Source data:
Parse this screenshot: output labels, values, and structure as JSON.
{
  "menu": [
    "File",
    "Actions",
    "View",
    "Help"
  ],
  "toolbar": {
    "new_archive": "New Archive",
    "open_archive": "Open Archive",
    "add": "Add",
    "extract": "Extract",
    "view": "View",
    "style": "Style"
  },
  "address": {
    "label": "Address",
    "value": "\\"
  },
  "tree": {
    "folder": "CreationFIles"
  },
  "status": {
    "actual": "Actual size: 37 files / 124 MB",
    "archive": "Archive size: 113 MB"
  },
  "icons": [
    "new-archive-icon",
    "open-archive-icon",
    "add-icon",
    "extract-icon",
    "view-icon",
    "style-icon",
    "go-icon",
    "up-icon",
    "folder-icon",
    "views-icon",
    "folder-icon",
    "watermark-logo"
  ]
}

» Your objective
Give the complete listing a second time, exactly as it reads.

» Answer to this problem
Parse this screenshot: output labels, values, and structure as JSON.
{
  "menu": [
    "File",
    "Actions",
    "View",
    "Help"
  ],
  "toolbar": {
    "new_archive": "New Archive",
    "open_archive": "Open Archive",
    "add": "Add",
    "extract": "Extract",
    "view": "View",
    "style": "Style"
  },
  "address": {
    "label": "Address",
    "value": "\\"
  },
  "tree": {
    "folder": "CreationFIles"
  },
  "status": {
    "actual": "Actual size: 37 files / 124 MB",
    "archive": "Archive size: 113 MB"
  },
  "icons": [
    "new-archive-icon",
    "open-archive-icon",
    "add-icon",
    "extract-icon",
    "view-icon",
    "style-icon",
    "go-icon",
    "up-icon",
    "folder-icon",
    "views-icon",
    "folder-icon",
    "watermark-logo"
  ]
}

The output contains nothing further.